Dataset records:
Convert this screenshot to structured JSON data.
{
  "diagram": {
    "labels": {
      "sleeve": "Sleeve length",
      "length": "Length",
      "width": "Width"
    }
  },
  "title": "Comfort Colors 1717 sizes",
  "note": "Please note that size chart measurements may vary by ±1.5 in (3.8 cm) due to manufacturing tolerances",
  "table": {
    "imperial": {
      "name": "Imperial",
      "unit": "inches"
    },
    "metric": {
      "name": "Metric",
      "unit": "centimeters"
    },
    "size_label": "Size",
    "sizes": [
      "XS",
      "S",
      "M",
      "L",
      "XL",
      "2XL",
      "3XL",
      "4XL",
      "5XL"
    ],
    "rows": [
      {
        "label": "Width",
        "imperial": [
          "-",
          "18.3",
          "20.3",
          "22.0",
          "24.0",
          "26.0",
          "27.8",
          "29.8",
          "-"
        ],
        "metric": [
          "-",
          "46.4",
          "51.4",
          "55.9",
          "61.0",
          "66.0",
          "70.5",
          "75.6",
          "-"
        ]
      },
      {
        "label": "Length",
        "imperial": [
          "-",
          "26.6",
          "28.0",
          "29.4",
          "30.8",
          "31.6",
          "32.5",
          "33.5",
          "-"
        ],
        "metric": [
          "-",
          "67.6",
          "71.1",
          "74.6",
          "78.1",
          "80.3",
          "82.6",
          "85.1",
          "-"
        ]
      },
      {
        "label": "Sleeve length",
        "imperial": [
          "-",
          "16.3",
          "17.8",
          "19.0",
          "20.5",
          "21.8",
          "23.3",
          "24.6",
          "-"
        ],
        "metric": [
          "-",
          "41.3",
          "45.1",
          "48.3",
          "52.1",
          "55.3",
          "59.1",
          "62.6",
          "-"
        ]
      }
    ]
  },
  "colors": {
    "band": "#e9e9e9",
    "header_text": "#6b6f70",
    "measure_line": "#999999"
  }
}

What to produce: In the lines above, locate the string "Sleeve". Copy every line where it occurs.

Finished answer:
      "sleeve": "Sleeve length",
        "label": "Sleeve length",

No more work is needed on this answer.